Objective
Edit the listing below so that "bboxes" becomes "bounding boxes" wherever it occurs. Leave every other character as it is.

-- begin Information given --

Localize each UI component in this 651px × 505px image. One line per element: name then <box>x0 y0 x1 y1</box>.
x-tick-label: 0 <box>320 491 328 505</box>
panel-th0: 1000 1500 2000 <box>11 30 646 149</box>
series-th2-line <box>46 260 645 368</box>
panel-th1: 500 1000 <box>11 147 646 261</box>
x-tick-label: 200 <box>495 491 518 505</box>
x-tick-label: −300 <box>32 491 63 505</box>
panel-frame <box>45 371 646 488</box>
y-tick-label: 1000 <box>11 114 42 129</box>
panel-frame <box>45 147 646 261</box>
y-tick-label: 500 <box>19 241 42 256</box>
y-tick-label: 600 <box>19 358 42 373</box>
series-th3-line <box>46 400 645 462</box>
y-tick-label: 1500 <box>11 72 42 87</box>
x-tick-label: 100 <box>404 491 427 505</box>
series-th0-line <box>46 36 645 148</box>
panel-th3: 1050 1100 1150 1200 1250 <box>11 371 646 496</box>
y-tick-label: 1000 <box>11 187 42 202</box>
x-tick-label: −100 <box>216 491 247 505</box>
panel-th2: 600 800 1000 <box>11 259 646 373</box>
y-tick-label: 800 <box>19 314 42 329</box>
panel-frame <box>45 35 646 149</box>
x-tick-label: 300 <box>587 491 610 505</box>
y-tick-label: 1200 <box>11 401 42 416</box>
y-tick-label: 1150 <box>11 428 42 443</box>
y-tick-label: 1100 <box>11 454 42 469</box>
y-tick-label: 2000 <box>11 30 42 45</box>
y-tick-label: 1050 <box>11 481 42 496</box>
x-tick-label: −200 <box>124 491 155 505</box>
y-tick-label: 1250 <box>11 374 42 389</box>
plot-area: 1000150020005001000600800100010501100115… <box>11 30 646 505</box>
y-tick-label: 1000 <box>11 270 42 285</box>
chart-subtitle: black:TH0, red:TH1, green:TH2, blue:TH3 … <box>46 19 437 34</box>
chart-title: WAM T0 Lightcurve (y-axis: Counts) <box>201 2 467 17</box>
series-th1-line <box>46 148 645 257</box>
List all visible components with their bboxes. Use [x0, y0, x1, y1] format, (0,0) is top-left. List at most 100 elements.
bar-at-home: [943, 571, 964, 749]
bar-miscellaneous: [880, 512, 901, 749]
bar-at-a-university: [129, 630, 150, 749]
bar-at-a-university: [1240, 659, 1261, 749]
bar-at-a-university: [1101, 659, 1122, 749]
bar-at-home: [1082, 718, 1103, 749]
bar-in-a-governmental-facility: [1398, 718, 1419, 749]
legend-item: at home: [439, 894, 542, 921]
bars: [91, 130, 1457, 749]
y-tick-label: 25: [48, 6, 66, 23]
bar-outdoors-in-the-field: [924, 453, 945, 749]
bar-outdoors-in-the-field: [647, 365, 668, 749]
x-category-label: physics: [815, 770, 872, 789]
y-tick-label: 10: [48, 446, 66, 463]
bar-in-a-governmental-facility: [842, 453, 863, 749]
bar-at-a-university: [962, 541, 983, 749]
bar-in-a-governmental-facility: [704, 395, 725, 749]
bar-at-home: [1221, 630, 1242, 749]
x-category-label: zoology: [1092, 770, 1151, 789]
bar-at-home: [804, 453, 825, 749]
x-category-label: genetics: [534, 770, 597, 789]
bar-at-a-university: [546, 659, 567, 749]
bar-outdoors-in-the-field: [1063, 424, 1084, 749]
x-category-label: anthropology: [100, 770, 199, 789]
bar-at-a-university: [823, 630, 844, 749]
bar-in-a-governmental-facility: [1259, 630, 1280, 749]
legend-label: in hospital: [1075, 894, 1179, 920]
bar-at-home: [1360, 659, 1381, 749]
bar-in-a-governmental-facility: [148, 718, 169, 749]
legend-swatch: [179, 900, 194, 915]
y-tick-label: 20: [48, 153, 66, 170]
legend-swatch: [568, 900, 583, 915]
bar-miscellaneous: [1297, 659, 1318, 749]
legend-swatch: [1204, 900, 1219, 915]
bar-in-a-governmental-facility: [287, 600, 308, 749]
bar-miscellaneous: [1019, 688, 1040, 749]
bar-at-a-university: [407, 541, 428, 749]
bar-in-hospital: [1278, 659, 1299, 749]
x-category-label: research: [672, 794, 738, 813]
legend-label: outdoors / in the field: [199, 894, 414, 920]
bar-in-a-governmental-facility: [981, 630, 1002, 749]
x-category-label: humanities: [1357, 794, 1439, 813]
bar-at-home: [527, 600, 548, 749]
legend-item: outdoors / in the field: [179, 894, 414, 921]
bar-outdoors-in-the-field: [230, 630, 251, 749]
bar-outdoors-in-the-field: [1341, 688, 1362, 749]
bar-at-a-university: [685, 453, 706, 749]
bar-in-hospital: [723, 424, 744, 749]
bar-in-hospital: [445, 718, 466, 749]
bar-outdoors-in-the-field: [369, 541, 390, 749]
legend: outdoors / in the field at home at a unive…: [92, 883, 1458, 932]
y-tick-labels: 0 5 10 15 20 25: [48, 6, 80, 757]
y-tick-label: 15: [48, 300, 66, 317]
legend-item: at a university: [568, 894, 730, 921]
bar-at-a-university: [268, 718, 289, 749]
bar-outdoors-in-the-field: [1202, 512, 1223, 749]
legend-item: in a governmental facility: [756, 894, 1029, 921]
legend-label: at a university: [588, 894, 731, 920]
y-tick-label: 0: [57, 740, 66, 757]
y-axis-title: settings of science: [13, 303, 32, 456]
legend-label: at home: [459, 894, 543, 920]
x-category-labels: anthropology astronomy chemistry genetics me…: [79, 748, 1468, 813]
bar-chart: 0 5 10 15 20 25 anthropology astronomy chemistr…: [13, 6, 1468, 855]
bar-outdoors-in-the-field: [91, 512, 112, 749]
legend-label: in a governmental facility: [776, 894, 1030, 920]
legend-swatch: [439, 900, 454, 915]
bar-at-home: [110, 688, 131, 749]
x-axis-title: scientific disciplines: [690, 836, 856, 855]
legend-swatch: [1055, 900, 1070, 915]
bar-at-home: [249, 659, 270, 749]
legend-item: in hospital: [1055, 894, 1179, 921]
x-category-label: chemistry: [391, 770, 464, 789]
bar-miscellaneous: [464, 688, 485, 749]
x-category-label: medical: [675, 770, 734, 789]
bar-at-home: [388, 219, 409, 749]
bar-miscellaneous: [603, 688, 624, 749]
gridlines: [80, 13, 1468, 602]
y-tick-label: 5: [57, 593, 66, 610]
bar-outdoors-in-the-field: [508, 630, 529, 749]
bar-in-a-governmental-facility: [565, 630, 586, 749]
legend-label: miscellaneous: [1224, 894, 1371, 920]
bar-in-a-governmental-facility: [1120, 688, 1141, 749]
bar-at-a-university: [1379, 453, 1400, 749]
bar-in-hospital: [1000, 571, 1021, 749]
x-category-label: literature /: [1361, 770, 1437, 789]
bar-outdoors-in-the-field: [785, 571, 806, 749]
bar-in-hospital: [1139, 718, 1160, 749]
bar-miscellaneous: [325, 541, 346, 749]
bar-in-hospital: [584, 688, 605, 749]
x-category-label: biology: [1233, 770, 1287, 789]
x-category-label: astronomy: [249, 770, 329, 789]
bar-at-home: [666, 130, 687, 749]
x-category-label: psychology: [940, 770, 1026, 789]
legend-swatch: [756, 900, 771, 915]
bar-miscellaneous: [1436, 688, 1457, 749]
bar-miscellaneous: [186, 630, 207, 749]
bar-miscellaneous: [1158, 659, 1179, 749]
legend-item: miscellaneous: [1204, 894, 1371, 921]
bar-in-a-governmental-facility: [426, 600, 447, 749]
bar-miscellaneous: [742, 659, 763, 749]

-- end Information given --

Solved exercise
Localize each UI component in this 651px × 505px image. One line per element: name then <box>x0 y0 x1 y1</box>.
x-tick-label: 0 <box>320 491 328 505</box>
panel-th0: 1000 1500 2000 <box>11 30 646 149</box>
series-th2-line <box>46 260 645 368</box>
panel-th1: 500 1000 <box>11 147 646 261</box>
x-tick-label: 200 <box>495 491 518 505</box>
x-tick-label: −300 <box>32 491 63 505</box>
panel-frame <box>45 371 646 488</box>
y-tick-label: 1000 <box>11 114 42 129</box>
panel-frame <box>45 147 646 261</box>
y-tick-label: 500 <box>19 241 42 256</box>
y-tick-label: 600 <box>19 358 42 373</box>
series-th3-line <box>46 400 645 462</box>
y-tick-label: 1500 <box>11 72 42 87</box>
x-tick-label: 100 <box>404 491 427 505</box>
series-th0-line <box>46 36 645 148</box>
panel-th3: 1050 1100 1150 1200 1250 <box>11 371 646 496</box>
y-tick-label: 1000 <box>11 187 42 202</box>
x-tick-label: −100 <box>216 491 247 505</box>
panel-th2: 600 800 1000 <box>11 259 646 373</box>
y-tick-label: 800 <box>19 314 42 329</box>
panel-frame <box>45 35 646 149</box>
x-tick-label: 300 <box>587 491 610 505</box>
y-tick-label: 1200 <box>11 401 42 416</box>
y-tick-label: 1150 <box>11 428 42 443</box>
y-tick-label: 1100 <box>11 454 42 469</box>
y-tick-label: 2000 <box>11 30 42 45</box>
y-tick-label: 1050 <box>11 481 42 496</box>
x-tick-label: −200 <box>124 491 155 505</box>
y-tick-label: 1250 <box>11 374 42 389</box>
plot-area: 1000150020005001000600800100010501100115… <box>11 30 646 505</box>
y-tick-label: 1000 <box>11 270 42 285</box>
chart-subtitle: black:TH0, red:TH1, green:TH2, blue:TH3 … <box>46 19 437 34</box>
chart-title: WAM T0 Lightcurve (y-axis: Counts) <box>201 2 467 17</box>
series-th1-line <box>46 148 645 257</box>
List all visible components with their bounding boxes. Use [x0, y0, x1, y1] format, (0,0) is top-left. List at most 100 elements.
bar-at-home: [943, 571, 964, 749]
bar-miscellaneous: [880, 512, 901, 749]
bar-at-a-university: [129, 630, 150, 749]
bar-at-a-university: [1240, 659, 1261, 749]
bar-at-a-university: [1101, 659, 1122, 749]
bar-at-home: [1082, 718, 1103, 749]
bar-in-a-governmental-facility: [1398, 718, 1419, 749]
legend-item: at home: [439, 894, 542, 921]
bars: [91, 130, 1457, 749]
y-tick-label: 25: [48, 6, 66, 23]
bar-outdoors-in-the-field: [924, 453, 945, 749]
bar-outdoors-in-the-field: [647, 365, 668, 749]
x-category-label: physics: [815, 770, 872, 789]
y-tick-label: 10: [48, 446, 66, 463]
bar-in-a-governmental-facility: [842, 453, 863, 749]
bar-at-a-university: [962, 541, 983, 749]
bar-in-a-governmental-facility: [704, 395, 725, 749]
bar-at-home: [1221, 630, 1242, 749]
x-category-label: zoology: [1092, 770, 1151, 789]
bar-at-home: [804, 453, 825, 749]
x-category-label: genetics: [534, 770, 597, 789]
bar-at-a-university: [546, 659, 567, 749]
bar-outdoors-in-the-field: [1063, 424, 1084, 749]
x-category-label: anthropology: [100, 770, 199, 789]
bar-at-a-university: [823, 630, 844, 749]
bar-in-a-governmental-facility: [1259, 630, 1280, 749]
legend-label: in hospital: [1075, 894, 1179, 920]
bar-at-home: [1360, 659, 1381, 749]
bar-in-a-governmental-facility: [148, 718, 169, 749]
legend-swatch: [179, 900, 194, 915]
y-tick-label: 20: [48, 153, 66, 170]
legend-swatch: [568, 900, 583, 915]
bar-miscellaneous: [1297, 659, 1318, 749]
legend-swatch: [1204, 900, 1219, 915]
bar-in-a-governmental-facility: [287, 600, 308, 749]
bar-miscellaneous: [1019, 688, 1040, 749]
bar-at-a-university: [407, 541, 428, 749]
bar-in-hospital: [1278, 659, 1299, 749]
x-category-label: research: [672, 794, 738, 813]
legend-label: outdoors / in the field: [199, 894, 414, 920]
bar-in-a-governmental-facility: [981, 630, 1002, 749]
x-category-label: humanities: [1357, 794, 1439, 813]
bar-at-home: [527, 600, 548, 749]
legend-item: outdoors / in the field: [179, 894, 414, 921]
bar-outdoors-in-the-field: [230, 630, 251, 749]
bar-outdoors-in-the-field: [1341, 688, 1362, 749]
bar-at-a-university: [685, 453, 706, 749]
bar-in-hospital: [723, 424, 744, 749]
bar-in-hospital: [445, 718, 466, 749]
bar-outdoors-in-the-field: [369, 541, 390, 749]
legend: outdoors / in the field at home at a unive…: [92, 883, 1458, 932]
y-tick-labels: 0 5 10 15 20 25: [48, 6, 80, 757]
y-tick-label: 15: [48, 300, 66, 317]
legend-item: at a university: [568, 894, 730, 921]
bar-at-a-university: [268, 718, 289, 749]
bar-outdoors-in-the-field: [1202, 512, 1223, 749]
legend-item: in a governmental facility: [756, 894, 1029, 921]
legend-label: at a university: [588, 894, 731, 920]
y-tick-label: 0: [57, 740, 66, 757]
y-axis-title: settings of science: [13, 303, 32, 456]
legend-label: at home: [459, 894, 543, 920]
x-category-labels: anthropology astronomy chemistry genetics me…: [79, 748, 1468, 813]
bar-chart: 0 5 10 15 20 25 anthropology astronomy chemistr…: [13, 6, 1468, 855]
bar-outdoors-in-the-field: [91, 512, 112, 749]
legend-label: in a governmental facility: [776, 894, 1030, 920]
legend-swatch: [439, 900, 454, 915]
bar-at-home: [110, 688, 131, 749]
x-axis-title: scientific disciplines: [690, 836, 856, 855]
legend-swatch: [1055, 900, 1070, 915]
bar-at-home: [249, 659, 270, 749]
legend-item: in hospital: [1055, 894, 1179, 921]
x-category-label: chemistry: [391, 770, 464, 789]
bar-miscellaneous: [464, 688, 485, 749]
x-category-label: medical: [675, 770, 734, 789]
bar-at-home: [388, 219, 409, 749]
bar-miscellaneous: [603, 688, 624, 749]
gridlines: [80, 13, 1468, 602]
y-tick-label: 5: [57, 593, 66, 610]
bar-outdoors-in-the-field: [508, 630, 529, 749]
bar-in-a-governmental-facility: [565, 630, 586, 749]
legend-label: miscellaneous: [1224, 894, 1371, 920]
bar-in-a-governmental-facility: [1120, 688, 1141, 749]
bar-at-a-university: [1379, 453, 1400, 749]
bar-in-hospital: [1000, 571, 1021, 749]
x-category-label: literature /: [1361, 770, 1437, 789]
bar-outdoors-in-the-field: [785, 571, 806, 749]
bar-in-hospital: [1139, 718, 1160, 749]
bar-miscellaneous: [325, 541, 346, 749]
bar-in-hospital: [584, 688, 605, 749]
x-category-label: biology: [1233, 770, 1287, 789]
x-category-label: astronomy: [249, 770, 329, 789]
bar-at-home: [666, 130, 687, 749]
x-category-label: psychology: [940, 770, 1026, 789]
legend-swatch: [756, 900, 771, 915]
bar-miscellaneous: [1436, 688, 1457, 749]
bar-miscellaneous: [186, 630, 207, 749]
bar-miscellaneous: [1158, 659, 1179, 749]
legend-item: miscellaneous: [1204, 894, 1371, 921]
bar-in-a-governmental-facility: [426, 600, 447, 749]
bar-miscellaneous: [742, 659, 763, 749]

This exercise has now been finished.